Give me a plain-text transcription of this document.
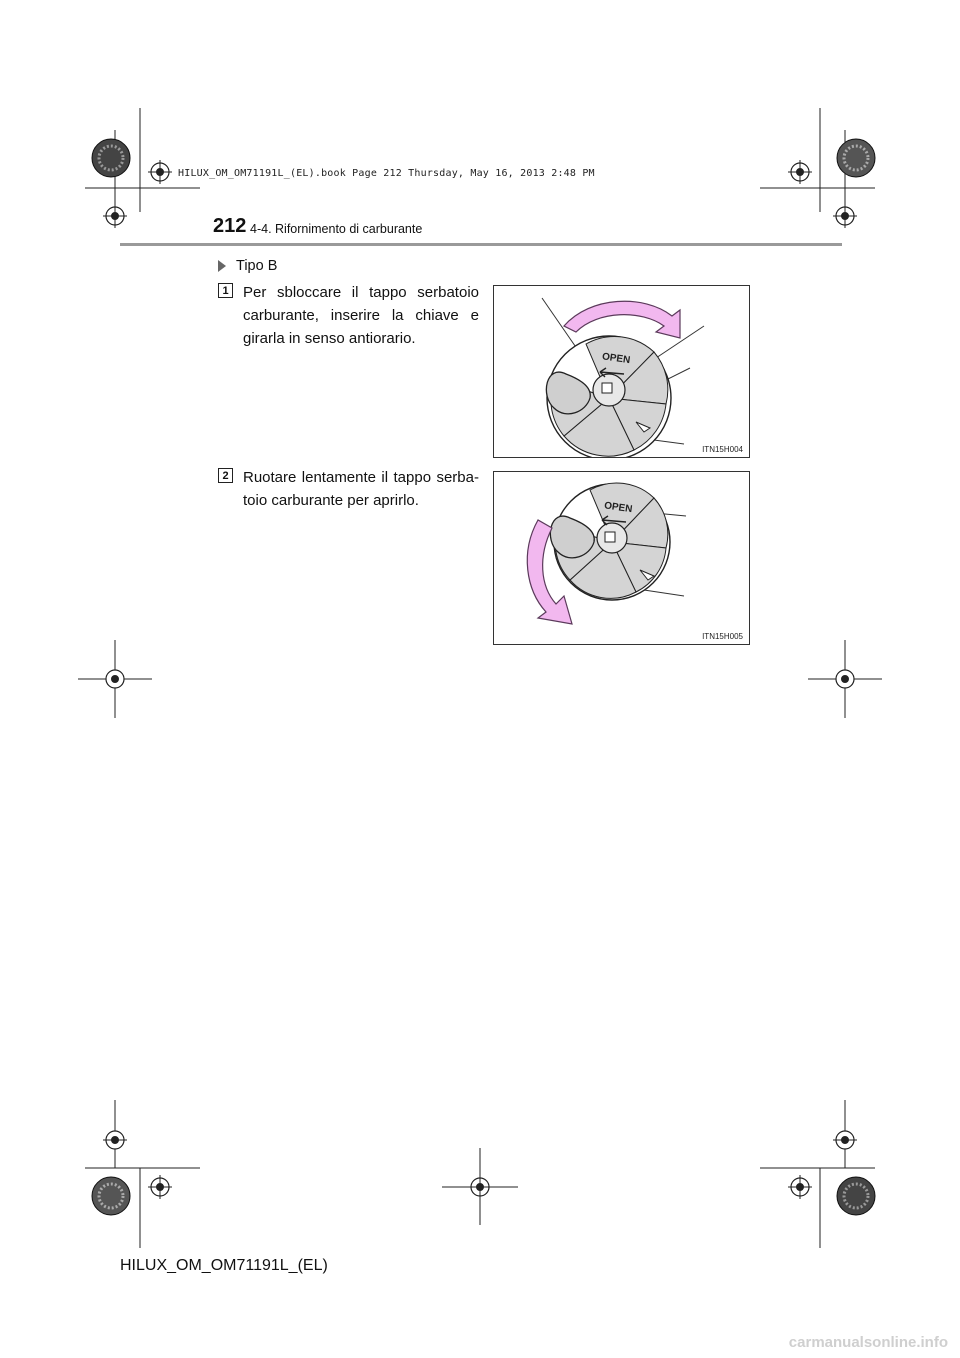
HILUX_OM_OM71191L_(EL).book Page 212 Thursday, May 16, 2013 2:48 PM
212 4-4. Rifornimento di carburante
Tipo B
1 Per sbloccare il tappo serbatoio carburante, inserire la chiave e girarla in senso antiorario.
OPEN
ITN15H004
2 Ruotare lentamente il tappo serba-toio carburante per aprirlo.	OPEN
ITN15H005
HILUX_OM_OM71191L_(EL)
carmanualsonline.info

*OBJECTIVE:*
Copy each line that contains the word "tappo".

*FULL OUTPUT:*
1 Per sbloccare il tappo serbatoio carburante, inserire la chiave e girarla in senso antiorario.
2 Ruotare lentamente il tappo serba-toio carburante per aprirlo.	OPEN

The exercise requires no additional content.